[BEGIN]

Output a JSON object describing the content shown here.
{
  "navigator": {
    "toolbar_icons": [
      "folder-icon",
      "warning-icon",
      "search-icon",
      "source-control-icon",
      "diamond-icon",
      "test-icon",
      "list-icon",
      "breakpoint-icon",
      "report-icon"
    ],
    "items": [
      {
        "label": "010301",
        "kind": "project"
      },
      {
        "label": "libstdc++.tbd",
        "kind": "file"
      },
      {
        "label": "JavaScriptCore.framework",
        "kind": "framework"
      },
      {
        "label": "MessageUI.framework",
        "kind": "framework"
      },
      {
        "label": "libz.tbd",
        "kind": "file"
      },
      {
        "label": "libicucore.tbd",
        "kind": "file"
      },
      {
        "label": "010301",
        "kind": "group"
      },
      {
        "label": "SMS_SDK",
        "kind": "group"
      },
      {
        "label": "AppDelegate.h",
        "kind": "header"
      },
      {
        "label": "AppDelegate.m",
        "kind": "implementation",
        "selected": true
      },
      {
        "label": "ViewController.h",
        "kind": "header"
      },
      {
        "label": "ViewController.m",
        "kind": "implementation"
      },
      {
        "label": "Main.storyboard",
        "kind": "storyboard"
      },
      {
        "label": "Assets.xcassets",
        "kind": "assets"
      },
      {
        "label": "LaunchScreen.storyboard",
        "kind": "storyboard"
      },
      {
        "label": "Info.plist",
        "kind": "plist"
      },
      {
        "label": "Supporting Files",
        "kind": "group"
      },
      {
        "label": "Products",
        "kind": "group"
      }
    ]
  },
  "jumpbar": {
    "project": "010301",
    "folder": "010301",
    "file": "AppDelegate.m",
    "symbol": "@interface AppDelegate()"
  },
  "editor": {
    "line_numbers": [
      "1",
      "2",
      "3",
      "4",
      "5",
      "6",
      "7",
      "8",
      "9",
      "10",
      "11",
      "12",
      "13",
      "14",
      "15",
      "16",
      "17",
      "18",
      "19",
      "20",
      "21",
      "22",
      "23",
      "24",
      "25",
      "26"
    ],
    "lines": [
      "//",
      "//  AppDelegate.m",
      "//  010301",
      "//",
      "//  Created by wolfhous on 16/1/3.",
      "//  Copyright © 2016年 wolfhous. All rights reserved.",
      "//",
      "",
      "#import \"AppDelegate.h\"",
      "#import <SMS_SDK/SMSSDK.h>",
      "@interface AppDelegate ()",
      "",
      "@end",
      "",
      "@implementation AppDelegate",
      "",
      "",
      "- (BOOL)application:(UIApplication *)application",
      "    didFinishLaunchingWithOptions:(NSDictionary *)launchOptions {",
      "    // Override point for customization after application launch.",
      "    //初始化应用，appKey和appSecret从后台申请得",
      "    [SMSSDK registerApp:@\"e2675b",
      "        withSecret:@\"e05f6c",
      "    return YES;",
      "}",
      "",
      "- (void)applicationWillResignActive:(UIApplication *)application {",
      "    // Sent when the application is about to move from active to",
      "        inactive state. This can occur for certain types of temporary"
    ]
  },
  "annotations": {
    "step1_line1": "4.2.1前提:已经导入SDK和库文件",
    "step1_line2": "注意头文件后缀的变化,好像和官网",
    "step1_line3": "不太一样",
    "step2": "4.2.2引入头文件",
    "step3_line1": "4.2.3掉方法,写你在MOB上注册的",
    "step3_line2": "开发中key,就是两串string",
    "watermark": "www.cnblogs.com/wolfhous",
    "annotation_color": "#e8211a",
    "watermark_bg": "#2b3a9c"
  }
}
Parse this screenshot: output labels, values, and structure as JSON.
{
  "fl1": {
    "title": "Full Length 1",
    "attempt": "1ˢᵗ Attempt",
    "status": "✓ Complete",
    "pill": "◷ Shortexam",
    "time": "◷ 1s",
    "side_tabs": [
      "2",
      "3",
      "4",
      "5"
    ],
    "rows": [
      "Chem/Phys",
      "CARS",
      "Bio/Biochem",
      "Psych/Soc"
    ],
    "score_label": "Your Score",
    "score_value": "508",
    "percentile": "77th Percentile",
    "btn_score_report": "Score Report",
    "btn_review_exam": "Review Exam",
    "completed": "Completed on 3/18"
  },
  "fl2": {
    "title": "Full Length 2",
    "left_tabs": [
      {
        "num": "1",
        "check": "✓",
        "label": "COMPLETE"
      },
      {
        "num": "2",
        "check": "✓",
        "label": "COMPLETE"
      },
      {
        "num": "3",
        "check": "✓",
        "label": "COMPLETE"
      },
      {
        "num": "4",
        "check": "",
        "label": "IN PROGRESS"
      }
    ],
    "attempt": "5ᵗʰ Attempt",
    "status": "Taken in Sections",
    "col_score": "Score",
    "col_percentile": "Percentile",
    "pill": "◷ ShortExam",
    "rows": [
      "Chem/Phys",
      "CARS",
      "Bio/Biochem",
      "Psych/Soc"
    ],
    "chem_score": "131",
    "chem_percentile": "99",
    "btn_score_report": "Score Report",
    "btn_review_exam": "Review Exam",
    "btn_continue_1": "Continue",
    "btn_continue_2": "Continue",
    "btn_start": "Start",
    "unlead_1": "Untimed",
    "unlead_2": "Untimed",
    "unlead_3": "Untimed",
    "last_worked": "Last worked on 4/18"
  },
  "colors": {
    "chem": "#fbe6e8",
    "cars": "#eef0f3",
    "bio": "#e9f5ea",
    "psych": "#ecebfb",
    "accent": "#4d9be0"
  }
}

[END]

- **Challenge**
Send back every record, precisely as written.

- **Task answer**
Output a JSON object describing the content shown here.
{
  "navigator": {
    "toolbar_icons": [
      "folder-icon",
      "warning-icon",
      "search-icon",
      "source-control-icon",
      "diamond-icon",
      "test-icon",
      "list-icon",
      "breakpoint-icon",
      "report-icon"
    ],
    "items": [
      {
        "label": "010301",
        "kind": "project"
      },
      {
        "label": "libstdc++.tbd",
        "kind": "file"
      },
      {
        "label": "JavaScriptCore.framework",
        "kind": "framework"
      },
      {
        "label": "MessageUI.framework",
        "kind": "framework"
      },
      {
        "label": "libz.tbd",
        "kind": "file"
      },
      {
        "label": "libicucore.tbd",
        "kind": "file"
      },
      {
        "label": "010301",
        "kind": "group"
      },
      {
        "label": "SMS_SDK",
        "kind": "group"
      },
      {
        "label": "AppDelegate.h",
        "kind": "header"
      },
      {
        "label": "AppDelegate.m",
        "kind": "implementation",
        "selected": true
      },
      {
        "label": "ViewController.h",
        "kind": "header"
      },
      {
        "label": "ViewController.m",
        "kind": "implementation"
      },
      {
        "label": "Main.storyboard",
        "kind": "storyboard"
      },
      {
        "label": "Assets.xcassets",
        "kind": "assets"
      },
      {
        "label": "LaunchScreen.storyboard",
        "kind": "storyboard"
      },
      {
        "label": "Info.plist",
        "kind": "plist"
      },
      {
        "label": "Supporting Files",
        "kind": "group"
      },
      {
        "label": "Products",
        "kind": "group"
      }
    ]
  },
  "jumpbar": {
    "project": "010301",
    "folder": "010301",
    "file": "AppDelegate.m",
    "symbol": "@interface AppDelegate()"
  },
  "editor": {
    "line_numbers": [
      "1",
      "2",
      "3",
      "4",
      "5",
      "6",
      "7",
      "8",
      "9",
      "10",
      "11",
      "12",
      "13",
      "14",
      "15",
      "16",
      "17",
      "18",
      "19",
      "20",
      "21",
      "22",
      "23",
      "24",
      "25",
      "26"
    ],
    "lines": [
      "//",
      "//  AppDelegate.m",
      "//  010301",
      "//",
      "//  Created by wolfhous on 16/1/3.",
      "//  Copyright © 2016年 wolfhous. All rights reserved.",
      "//",
      "",
      "#import \"AppDelegate.h\"",
      "#import <SMS_SDK/SMSSDK.h>",
      "@interface AppDelegate ()",
      "",
      "@end",
      "",
      "@implementation AppDelegate",
      "",
      "",
      "- (BOOL)application:(UIApplication *)application",
      "    didFinishLaunchingWithOptions:(NSDictionary *)launchOptions {",
      "    // Override point for customization after application launch.",
      "    //初始化应用，appKey和appSecret从后台申请得",
      "    [SMSSDK registerApp:@\"e2675b",
      "        withSecret:@\"e05f6c",
      "    return YES;",
      "}",
      "",
      "- (void)applicationWillResignActive:(UIApplication *)application {",
      "    // Sent when the application is about to move from active to",
      "        inactive state. This can occur for certain types of temporary"
    ]
  },
  "annotations": {
    "step1_line1": "4.2.1前提:已经导入SDK和库文件",
    "step1_line2": "注意头文件后缀的变化,好像和官网",
    "step1_line3": "不太一样",
    "step2": "4.2.2引入头文件",
    "step3_line1": "4.2.3掉方法,写你在MOB上注册的",
    "step3_line2": "开发中key,就是两串string",
    "watermark": "www.cnblogs.com/wolfhous",
    "annotation_color": "#e8211a",
    "watermark_bg": "#2b3a9c"
  }
}
Parse this screenshot: output labels, values, and structure as JSON.
{
  "fl1": {
    "title": "Full Length 1",
    "attempt": "1ˢᵗ Attempt",
    "status": "✓ Complete",
    "pill": "◷ Shortexam",
    "time": "◷ 1s",
    "side_tabs": [
      "2",
      "3",
      "4",
      "5"
    ],
    "rows": [
      "Chem/Phys",
      "CARS",
      "Bio/Biochem",
      "Psych/Soc"
    ],
    "score_label": "Your Score",
    "score_value": "508",
    "percentile": "77th Percentile",
    "btn_score_report": "Score Report",
    "btn_review_exam": "Review Exam",
    "completed": "Completed on 3/18"
  },
  "fl2": {
    "title": "Full Length 2",
    "left_tabs": [
      {
        "num": "1",
        "check": "✓",
        "label": "COMPLETE"
      },
      {
        "num": "2",
        "check": "✓",
        "label": "COMPLETE"
      },
      {
        "num": "3",
        "check": "✓",
        "label": "COMPLETE"
      },
      {
        "num": "4",
        "check": "",
        "label": "IN PROGRESS"
      }
    ],
    "attempt": "5ᵗʰ Attempt",
    "status": "Taken in Sections",
    "col_score": "Score",
    "col_percentile": "Percentile",
    "pill": "◷ ShortExam",
    "rows": [
      "Chem/Phys",
      "CARS",
      "Bio/Biochem",
      "Psych/Soc"
    ],
    "chem_score": "131",
    "chem_percentile": "99",
    "btn_score_report": "Score Report",
    "btn_review_exam": "Review Exam",
    "btn_continue_1": "Continue",
    "btn_continue_2": "Continue",
    "btn_start": "Start",
    "unlead_1": "Untimed",
    "unlead_2": "Untimed",
    "unlead_3": "Untimed",
    "last_worked": "Last worked on 4/18"
  },
  "colors": {
    "chem": "#fbe6e8",
    "cars": "#eef0f3",
    "bio": "#e9f5ea",
    "psych": "#ecebfb",
    "accent": "#4d9be0"
  }
}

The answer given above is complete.